[Begin Records supplied]

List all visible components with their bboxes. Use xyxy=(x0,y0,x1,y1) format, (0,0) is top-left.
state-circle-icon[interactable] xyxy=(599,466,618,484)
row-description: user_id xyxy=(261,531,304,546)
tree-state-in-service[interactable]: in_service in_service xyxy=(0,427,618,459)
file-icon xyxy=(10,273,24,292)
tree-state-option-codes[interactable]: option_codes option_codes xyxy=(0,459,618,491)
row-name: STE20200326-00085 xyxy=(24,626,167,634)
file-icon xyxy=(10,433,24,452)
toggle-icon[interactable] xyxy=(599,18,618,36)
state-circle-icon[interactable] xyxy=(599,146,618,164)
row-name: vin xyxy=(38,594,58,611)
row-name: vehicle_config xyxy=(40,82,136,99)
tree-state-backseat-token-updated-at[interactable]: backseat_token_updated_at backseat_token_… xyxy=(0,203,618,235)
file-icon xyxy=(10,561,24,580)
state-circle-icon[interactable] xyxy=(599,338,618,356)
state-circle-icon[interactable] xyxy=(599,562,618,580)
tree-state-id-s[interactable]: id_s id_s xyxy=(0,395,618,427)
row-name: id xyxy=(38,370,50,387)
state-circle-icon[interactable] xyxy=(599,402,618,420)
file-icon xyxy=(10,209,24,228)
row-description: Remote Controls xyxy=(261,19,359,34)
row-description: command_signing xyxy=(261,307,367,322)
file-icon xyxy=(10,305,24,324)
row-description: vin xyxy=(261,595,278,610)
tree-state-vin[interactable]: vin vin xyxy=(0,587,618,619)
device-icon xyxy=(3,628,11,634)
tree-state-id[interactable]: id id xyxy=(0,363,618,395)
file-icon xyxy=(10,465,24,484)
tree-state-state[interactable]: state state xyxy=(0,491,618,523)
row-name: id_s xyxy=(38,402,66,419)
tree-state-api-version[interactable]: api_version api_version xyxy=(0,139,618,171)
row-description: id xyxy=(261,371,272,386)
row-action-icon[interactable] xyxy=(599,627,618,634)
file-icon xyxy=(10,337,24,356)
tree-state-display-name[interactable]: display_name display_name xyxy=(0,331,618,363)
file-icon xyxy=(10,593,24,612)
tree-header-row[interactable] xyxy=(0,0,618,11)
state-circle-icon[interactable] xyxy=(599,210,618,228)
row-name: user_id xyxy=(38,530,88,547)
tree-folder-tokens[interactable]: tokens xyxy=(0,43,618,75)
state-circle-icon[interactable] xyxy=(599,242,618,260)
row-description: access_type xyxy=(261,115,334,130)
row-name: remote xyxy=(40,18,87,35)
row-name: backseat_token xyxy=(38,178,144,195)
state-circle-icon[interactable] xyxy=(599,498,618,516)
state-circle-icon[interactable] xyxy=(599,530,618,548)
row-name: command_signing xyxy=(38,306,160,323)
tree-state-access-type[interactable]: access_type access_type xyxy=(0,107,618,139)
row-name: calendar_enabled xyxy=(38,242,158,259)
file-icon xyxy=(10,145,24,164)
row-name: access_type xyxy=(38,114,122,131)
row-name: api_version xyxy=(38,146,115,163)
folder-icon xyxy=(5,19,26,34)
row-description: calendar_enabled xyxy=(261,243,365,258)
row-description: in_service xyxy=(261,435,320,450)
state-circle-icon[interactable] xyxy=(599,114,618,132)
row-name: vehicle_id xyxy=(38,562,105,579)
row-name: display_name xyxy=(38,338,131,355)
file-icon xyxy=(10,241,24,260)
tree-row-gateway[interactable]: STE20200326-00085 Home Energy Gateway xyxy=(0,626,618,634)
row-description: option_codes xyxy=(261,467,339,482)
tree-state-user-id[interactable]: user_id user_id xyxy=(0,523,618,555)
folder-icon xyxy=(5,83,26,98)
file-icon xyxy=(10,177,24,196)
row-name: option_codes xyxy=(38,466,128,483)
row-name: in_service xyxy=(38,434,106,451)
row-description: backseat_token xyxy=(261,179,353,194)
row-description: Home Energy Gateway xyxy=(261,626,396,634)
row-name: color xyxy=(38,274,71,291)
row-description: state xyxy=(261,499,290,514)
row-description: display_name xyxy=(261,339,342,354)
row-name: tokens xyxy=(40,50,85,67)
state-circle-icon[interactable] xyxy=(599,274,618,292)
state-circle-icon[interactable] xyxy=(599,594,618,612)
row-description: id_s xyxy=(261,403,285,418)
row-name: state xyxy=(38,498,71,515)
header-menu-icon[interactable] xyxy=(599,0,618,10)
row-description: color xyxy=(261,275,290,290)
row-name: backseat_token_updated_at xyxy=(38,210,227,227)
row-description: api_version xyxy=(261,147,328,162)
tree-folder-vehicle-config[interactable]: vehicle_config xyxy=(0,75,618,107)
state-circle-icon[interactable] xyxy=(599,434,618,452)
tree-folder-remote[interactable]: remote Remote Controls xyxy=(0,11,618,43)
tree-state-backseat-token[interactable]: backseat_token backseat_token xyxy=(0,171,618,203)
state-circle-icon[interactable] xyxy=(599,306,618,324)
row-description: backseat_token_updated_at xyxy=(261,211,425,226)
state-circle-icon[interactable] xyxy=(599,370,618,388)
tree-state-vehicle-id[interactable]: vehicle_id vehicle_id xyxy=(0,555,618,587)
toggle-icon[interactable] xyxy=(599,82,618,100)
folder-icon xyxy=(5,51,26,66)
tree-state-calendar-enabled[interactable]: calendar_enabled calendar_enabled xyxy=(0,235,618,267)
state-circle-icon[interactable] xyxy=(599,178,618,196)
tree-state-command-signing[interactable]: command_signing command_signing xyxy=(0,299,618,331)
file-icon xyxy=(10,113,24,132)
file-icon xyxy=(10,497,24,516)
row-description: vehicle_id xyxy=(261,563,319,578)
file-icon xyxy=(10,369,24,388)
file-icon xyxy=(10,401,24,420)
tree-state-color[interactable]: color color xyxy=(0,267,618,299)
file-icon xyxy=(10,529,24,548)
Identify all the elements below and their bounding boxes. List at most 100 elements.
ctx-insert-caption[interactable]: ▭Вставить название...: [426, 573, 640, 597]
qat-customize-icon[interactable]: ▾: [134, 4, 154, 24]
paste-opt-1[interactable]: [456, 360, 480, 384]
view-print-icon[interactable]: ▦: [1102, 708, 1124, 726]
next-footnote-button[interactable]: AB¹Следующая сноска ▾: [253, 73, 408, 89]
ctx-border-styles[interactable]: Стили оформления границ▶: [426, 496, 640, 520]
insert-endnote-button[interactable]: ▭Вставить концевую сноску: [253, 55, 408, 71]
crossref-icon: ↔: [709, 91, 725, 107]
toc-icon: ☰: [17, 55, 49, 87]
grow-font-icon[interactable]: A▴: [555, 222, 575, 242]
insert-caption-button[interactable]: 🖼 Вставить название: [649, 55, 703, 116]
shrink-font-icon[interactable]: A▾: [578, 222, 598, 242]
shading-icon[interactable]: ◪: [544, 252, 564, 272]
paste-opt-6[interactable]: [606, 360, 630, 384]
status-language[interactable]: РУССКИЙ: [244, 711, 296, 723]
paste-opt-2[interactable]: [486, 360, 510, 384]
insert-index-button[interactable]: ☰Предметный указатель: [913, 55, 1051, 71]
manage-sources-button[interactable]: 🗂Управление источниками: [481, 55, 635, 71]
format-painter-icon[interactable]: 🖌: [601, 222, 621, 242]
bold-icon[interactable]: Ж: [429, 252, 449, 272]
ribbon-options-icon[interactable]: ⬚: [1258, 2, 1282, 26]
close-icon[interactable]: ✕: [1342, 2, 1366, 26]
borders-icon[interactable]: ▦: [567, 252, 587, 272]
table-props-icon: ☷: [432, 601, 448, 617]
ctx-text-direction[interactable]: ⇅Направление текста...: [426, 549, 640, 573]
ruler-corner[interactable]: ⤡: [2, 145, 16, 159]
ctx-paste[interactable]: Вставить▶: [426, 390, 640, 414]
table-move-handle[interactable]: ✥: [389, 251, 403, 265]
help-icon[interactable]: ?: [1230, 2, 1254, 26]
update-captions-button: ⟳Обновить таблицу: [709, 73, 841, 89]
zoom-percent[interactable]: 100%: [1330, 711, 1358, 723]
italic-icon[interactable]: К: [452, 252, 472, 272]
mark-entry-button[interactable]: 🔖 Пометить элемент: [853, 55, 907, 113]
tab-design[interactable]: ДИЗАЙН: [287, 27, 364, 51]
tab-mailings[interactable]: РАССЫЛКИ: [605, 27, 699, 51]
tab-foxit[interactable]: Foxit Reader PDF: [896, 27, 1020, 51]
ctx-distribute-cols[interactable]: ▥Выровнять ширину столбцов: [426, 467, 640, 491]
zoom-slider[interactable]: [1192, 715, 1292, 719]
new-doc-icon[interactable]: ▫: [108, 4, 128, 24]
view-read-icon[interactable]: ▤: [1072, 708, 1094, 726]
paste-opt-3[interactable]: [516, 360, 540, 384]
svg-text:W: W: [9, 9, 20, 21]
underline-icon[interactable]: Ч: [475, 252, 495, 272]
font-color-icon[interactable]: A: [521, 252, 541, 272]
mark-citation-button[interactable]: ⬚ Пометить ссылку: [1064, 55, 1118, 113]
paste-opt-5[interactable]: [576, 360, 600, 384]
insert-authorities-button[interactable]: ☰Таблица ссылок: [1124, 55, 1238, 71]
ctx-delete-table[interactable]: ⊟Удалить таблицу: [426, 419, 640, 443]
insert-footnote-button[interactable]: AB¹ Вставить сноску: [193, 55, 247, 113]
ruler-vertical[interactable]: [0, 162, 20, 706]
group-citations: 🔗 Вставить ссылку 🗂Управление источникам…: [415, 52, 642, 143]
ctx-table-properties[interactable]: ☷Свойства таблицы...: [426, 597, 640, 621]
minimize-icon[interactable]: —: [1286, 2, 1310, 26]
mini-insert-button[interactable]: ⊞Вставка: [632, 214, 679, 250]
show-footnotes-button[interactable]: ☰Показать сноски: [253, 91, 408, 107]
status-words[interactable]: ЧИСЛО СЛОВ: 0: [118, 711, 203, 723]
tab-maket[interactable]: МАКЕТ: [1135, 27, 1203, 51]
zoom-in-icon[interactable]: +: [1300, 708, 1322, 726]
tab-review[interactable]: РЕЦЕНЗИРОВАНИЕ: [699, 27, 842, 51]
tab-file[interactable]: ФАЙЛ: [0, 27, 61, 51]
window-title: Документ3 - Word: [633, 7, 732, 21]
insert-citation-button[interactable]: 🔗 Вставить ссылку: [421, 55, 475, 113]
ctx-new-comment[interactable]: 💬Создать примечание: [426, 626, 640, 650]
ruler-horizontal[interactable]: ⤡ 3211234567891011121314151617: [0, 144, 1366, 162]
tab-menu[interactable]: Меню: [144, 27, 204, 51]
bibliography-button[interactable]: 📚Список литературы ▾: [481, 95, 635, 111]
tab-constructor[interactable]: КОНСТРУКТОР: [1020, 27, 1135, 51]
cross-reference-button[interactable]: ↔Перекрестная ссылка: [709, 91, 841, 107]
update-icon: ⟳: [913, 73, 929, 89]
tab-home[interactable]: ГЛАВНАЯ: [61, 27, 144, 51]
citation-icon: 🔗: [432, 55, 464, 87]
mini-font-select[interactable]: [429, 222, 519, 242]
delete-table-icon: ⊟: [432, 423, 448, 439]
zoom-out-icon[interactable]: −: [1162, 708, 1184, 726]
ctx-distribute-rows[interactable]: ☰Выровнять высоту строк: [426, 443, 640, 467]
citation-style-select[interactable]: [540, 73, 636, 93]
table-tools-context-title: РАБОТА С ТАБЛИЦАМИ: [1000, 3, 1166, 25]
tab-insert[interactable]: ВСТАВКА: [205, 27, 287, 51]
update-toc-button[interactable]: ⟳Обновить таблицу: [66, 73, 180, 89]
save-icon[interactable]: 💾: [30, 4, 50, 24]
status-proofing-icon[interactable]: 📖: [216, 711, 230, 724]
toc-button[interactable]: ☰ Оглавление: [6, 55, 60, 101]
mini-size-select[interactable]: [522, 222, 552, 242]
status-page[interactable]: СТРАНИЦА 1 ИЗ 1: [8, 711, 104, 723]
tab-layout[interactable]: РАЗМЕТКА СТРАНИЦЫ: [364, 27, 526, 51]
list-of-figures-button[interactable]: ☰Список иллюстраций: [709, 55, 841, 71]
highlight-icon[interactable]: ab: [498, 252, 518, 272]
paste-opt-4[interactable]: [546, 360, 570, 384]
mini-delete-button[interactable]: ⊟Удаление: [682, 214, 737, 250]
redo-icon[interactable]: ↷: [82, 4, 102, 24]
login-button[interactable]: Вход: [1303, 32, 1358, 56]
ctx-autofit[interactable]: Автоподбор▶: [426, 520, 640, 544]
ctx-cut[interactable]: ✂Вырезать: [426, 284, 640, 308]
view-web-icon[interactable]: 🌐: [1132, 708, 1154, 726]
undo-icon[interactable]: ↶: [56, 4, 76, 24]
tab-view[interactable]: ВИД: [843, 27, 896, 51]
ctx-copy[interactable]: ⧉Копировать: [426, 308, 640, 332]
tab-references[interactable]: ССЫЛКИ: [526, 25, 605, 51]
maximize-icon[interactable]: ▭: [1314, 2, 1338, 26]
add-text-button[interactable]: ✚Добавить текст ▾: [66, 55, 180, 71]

[End Records supplied]

**Requirement**
Extract every line of the material that contains the string "font".

**Response to the task**
grow-font-icon[interactable]: A▴: [555, 222, 575, 242]
shrink-font-icon[interactable]: A▾: [578, 222, 598, 242]
font-color-icon[interactable]: A: [521, 252, 541, 272]
mini-font-select[interactable]: [429, 222, 519, 242]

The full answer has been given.